_Written exercise_: Extract all lines that hold "MATLAB" from the records below.

_Data provided_:

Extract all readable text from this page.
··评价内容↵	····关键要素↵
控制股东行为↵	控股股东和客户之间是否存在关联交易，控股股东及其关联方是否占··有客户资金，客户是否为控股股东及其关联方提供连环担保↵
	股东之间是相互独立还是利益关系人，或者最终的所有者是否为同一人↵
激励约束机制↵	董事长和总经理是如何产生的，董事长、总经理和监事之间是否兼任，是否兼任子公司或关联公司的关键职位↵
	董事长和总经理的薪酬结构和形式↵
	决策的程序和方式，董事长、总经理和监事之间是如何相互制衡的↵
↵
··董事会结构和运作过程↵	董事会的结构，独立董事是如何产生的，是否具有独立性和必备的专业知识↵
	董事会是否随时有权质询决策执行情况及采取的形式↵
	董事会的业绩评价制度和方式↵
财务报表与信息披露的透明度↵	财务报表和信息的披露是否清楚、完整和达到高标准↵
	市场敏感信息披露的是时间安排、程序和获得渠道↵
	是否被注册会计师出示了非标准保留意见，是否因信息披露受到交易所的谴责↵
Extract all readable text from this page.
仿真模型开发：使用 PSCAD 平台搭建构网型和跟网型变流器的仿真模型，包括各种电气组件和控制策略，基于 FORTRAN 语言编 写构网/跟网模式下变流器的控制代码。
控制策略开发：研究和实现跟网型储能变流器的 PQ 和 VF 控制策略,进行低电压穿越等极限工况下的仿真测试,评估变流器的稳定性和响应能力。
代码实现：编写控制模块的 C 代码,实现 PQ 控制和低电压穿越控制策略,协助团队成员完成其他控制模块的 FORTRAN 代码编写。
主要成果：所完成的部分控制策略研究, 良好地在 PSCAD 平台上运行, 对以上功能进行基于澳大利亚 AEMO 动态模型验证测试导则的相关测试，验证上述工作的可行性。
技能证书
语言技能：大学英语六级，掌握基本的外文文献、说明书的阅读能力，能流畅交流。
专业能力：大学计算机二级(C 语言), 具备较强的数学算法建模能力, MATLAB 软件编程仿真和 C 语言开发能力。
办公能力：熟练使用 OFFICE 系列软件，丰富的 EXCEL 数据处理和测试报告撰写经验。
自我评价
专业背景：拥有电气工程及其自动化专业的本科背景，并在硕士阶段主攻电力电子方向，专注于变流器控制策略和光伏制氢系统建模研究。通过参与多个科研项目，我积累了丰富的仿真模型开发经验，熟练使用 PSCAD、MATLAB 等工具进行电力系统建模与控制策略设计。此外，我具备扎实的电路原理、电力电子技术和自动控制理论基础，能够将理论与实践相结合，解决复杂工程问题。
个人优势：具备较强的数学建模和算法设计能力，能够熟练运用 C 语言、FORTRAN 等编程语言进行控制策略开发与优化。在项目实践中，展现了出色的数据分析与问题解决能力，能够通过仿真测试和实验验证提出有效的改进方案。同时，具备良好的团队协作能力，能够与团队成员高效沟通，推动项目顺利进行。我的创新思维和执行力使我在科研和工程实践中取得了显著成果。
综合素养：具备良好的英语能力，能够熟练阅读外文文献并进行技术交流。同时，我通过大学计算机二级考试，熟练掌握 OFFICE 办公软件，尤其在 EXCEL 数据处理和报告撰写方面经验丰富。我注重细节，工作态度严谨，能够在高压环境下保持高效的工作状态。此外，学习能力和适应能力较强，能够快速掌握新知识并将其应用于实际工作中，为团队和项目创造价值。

_The answer_:
专业能力：大学计算机二级(C 语言), 具备较强的数学算法建模能力, MATLAB 软件编程仿真和 C 语言开发能力。
专业背景：拥有电气工程及其自动化专业的本科背景，并在硕士阶段主攻电力电子方向，专注于变流器控制策略和光伏制氢系统建模研究。通过参与多个科研项目，我积累了丰富的仿真模型开发经验，熟练使用 PSCAD、MATLAB 等工具进行电力系统建模与控制策略设计。此外，我具备扎实的电路原理、电力电子技术和自动控制理论基础，能够将理论与实践相结合，解决复杂工程问题。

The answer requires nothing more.